RECORD EXTRACTS:
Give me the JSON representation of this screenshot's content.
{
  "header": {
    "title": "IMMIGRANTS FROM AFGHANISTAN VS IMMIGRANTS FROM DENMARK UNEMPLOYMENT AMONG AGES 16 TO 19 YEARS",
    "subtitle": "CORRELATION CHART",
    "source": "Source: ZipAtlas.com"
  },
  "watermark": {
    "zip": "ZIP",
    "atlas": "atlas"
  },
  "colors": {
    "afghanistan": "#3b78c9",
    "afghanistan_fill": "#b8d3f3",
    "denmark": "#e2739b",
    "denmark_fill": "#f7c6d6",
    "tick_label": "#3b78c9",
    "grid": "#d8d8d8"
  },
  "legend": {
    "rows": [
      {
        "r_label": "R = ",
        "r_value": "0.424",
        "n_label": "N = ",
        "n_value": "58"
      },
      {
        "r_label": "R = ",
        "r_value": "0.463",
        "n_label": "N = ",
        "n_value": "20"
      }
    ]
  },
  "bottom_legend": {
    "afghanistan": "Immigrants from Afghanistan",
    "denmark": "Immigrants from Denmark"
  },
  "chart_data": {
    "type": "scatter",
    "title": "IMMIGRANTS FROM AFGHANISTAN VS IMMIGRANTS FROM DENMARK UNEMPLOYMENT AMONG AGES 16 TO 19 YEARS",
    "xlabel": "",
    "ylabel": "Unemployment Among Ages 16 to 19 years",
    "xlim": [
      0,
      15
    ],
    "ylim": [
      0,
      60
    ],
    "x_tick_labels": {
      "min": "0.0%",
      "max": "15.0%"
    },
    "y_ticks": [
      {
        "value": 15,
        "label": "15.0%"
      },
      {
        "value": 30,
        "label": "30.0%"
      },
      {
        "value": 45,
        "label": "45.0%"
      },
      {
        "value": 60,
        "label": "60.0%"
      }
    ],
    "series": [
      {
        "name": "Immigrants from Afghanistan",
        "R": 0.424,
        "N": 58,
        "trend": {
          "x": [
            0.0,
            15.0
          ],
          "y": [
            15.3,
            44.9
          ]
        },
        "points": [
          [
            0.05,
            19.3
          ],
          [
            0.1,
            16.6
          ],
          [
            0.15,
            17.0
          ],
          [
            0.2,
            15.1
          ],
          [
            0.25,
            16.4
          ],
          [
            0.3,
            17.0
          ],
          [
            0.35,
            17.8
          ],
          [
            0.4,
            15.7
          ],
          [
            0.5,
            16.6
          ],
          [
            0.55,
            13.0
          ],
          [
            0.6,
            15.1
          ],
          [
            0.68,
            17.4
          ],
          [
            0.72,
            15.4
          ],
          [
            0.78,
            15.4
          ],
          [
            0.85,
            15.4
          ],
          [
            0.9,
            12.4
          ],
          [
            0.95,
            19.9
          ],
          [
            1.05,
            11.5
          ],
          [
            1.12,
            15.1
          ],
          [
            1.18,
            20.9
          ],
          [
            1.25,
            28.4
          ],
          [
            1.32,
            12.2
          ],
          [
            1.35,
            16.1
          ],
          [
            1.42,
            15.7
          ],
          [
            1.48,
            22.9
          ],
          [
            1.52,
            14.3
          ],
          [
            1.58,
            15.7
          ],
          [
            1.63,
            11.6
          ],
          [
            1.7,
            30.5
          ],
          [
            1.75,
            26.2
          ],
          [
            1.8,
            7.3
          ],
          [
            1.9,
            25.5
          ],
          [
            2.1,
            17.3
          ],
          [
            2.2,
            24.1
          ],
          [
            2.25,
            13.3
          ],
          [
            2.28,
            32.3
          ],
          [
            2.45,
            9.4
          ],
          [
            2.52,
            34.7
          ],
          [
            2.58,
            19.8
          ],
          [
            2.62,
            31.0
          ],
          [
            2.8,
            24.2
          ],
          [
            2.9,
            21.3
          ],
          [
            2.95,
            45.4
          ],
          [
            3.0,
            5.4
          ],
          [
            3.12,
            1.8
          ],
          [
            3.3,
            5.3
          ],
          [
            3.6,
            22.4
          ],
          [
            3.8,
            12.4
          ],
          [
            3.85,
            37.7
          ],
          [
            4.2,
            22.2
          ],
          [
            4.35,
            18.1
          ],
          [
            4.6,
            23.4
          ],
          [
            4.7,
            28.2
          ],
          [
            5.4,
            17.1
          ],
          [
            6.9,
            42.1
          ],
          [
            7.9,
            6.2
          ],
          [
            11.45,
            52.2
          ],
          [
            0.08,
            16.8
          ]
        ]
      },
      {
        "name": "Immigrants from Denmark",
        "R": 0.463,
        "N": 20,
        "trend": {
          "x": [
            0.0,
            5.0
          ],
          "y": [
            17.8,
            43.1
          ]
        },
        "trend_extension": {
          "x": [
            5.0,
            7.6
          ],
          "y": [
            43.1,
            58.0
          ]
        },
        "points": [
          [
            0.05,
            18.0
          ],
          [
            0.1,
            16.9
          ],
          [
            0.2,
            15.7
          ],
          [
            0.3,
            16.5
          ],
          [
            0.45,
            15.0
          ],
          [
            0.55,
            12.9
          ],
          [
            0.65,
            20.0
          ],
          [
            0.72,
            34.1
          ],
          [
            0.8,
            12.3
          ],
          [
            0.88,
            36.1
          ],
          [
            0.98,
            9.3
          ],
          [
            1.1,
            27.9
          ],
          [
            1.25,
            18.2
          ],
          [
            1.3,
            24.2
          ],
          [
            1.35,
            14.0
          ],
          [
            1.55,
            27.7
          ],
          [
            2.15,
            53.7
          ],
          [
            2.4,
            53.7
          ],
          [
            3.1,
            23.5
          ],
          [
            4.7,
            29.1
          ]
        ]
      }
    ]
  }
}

WHAT YOU WILL DO: Exactly reproduce the material above.

EXERCISE ANSWER:
Give me the JSON representation of this screenshot's content.
{
  "header": {
    "title": "IMMIGRANTS FROM AFGHANISTAN VS IMMIGRANTS FROM DENMARK UNEMPLOYMENT AMONG AGES 16 TO 19 YEARS",
    "subtitle": "CORRELATION CHART",
    "source": "Source: ZipAtlas.com"
  },
  "watermark": {
    "zip": "ZIP",
    "atlas": "atlas"
  },
  "colors": {
    "afghanistan": "#3b78c9",
    "afghanistan_fill": "#b8d3f3",
    "denmark": "#e2739b",
    "denmark_fill": "#f7c6d6",
    "tick_label": "#3b78c9",
    "grid": "#d8d8d8"
  },
  "legend": {
    "rows": [
      {
        "r_label": "R = ",
        "r_value": "0.424",
        "n_label": "N = ",
        "n_value": "58"
      },
      {
        "r_label": "R = ",
        "r_value": "0.463",
        "n_label": "N = ",
        "n_value": "20"
      }
    ]
  },
  "bottom_legend": {
    "afghanistan": "Immigrants from Afghanistan",
    "denmark": "Immigrants from Denmark"
  },
  "chart_data": {
    "type": "scatter",
    "title": "IMMIGRANTS FROM AFGHANISTAN VS IMMIGRANTS FROM DENMARK UNEMPLOYMENT AMONG AGES 16 TO 19 YEARS",
    "xlabel": "",
    "ylabel": "Unemployment Among Ages 16 to 19 years",
    "xlim": [
      0,
      15
    ],
    "ylim": [
      0,
      60
    ],
    "x_tick_labels": {
      "min": "0.0%",
      "max": "15.0%"
    },
    "y_ticks": [
      {
        "value": 15,
        "label": "15.0%"
      },
      {
        "value": 30,
        "label": "30.0%"
      },
      {
        "value": 45,
        "label": "45.0%"
      },
      {
        "value": 60,
        "label": "60.0%"
      }
    ],
    "series": [
      {
        "name": "Immigrants from Afghanistan",
        "R": 0.424,
        "N": 58,
        "trend": {
          "x": [
            0.0,
            15.0
          ],
          "y": [
            15.3,
            44.9
          ]
        },
        "points": [
          [
            0.05,
            19.3
          ],
          [
            0.1,
            16.6
          ],
          [
            0.15,
            17.0
          ],
          [
            0.2,
            15.1
          ],
          [
            0.25,
            16.4
          ],
          [
            0.3,
            17.0
          ],
          [
            0.35,
            17.8
          ],
          [
            0.4,
            15.7
          ],
          [
            0.5,
            16.6
          ],
          [
            0.55,
            13.0
          ],
          [
            0.6,
            15.1
          ],
          [
            0.68,
            17.4
          ],
          [
            0.72,
            15.4
          ],
          [
            0.78,
            15.4
          ],
          [
            0.85,
            15.4
          ],
          [
            0.9,
            12.4
          ],
          [
            0.95,
            19.9
          ],
          [
            1.05,
            11.5
          ],
          [
            1.12,
            15.1
          ],
          [
            1.18,
            20.9
          ],
          [
            1.25,
            28.4
          ],
          [
            1.32,
            12.2
          ],
          [
            1.35,
            16.1
          ],
          [
            1.42,
            15.7
          ],
          [
            1.48,
            22.9
          ],
          [
            1.52,
            14.3
          ],
          [
            1.58,
            15.7
          ],
          [
            1.63,
            11.6
          ],
          [
            1.7,
            30.5
          ],
          [
            1.75,
            26.2
          ],
          [
            1.8,
            7.3
          ],
          [
            1.9,
            25.5
          ],
          [
            2.1,
            17.3
          ],
          [
            2.2,
            24.1
          ],
          [
            2.25,
            13.3
          ],
          [
            2.28,
            32.3
          ],
          [
            2.45,
            9.4
          ],
          [
            2.52,
            34.7
          ],
          [
            2.58,
            19.8
          ],
          [
            2.62,
            31.0
          ],
          [
            2.8,
            24.2
          ],
          [
            2.9,
            21.3
          ],
          [
            2.95,
            45.4
          ],
          [
            3.0,
            5.4
          ],
          [
            3.12,
            1.8
          ],
          [
            3.3,
            5.3
          ],
          [
            3.6,
            22.4
          ],
          [
            3.8,
            12.4
          ],
          [
            3.85,
            37.7
          ],
          [
            4.2,
            22.2
          ],
          [
            4.35,
            18.1
          ],
          [
            4.6,
            23.4
          ],
          [
            4.7,
            28.2
          ],
          [
            5.4,
            17.1
          ],
          [
            6.9,
            42.1
          ],
          [
            7.9,
            6.2
          ],
          [
            11.45,
            52.2
          ],
          [
            0.08,
            16.8
          ]
        ]
      },
      {
        "name": "Immigrants from Denmark",
        "R": 0.463,
        "N": 20,
        "trend": {
          "x": [
            0.0,
            5.0
          ],
          "y": [
            17.8,
            43.1
          ]
        },
        "trend_extension": {
          "x": [
            5.0,
            7.6
          ],
          "y": [
            43.1,
            58.0
          ]
        },
        "points": [
          [
            0.05,
            18.0
          ],
          [
            0.1,
            16.9
          ],
          [
            0.2,
            15.7
          ],
          [
            0.3,
            16.5
          ],
          [
            0.45,
            15.0
          ],
          [
            0.55,
            12.9
          ],
          [
            0.65,
            20.0
          ],
          [
            0.72,
            34.1
          ],
          [
            0.8,
            12.3
          ],
          [
            0.88,
            36.1
          ],
          [
            0.98,
            9.3
          ],
          [
            1.1,
            27.9
          ],
          [
            1.25,
            18.2
          ],
          [
            1.3,
            24.2
          ],
          [
            1.35,
            14.0
          ],
          [
            1.55,
            27.7
          ],
          [
            2.15,
            53.7
          ],
          [
            2.4,
            53.7
          ],
          [
            3.1,
            23.5
          ],
          [
            4.7,
            29.1
          ]
        ]
      }
    ]
  }
}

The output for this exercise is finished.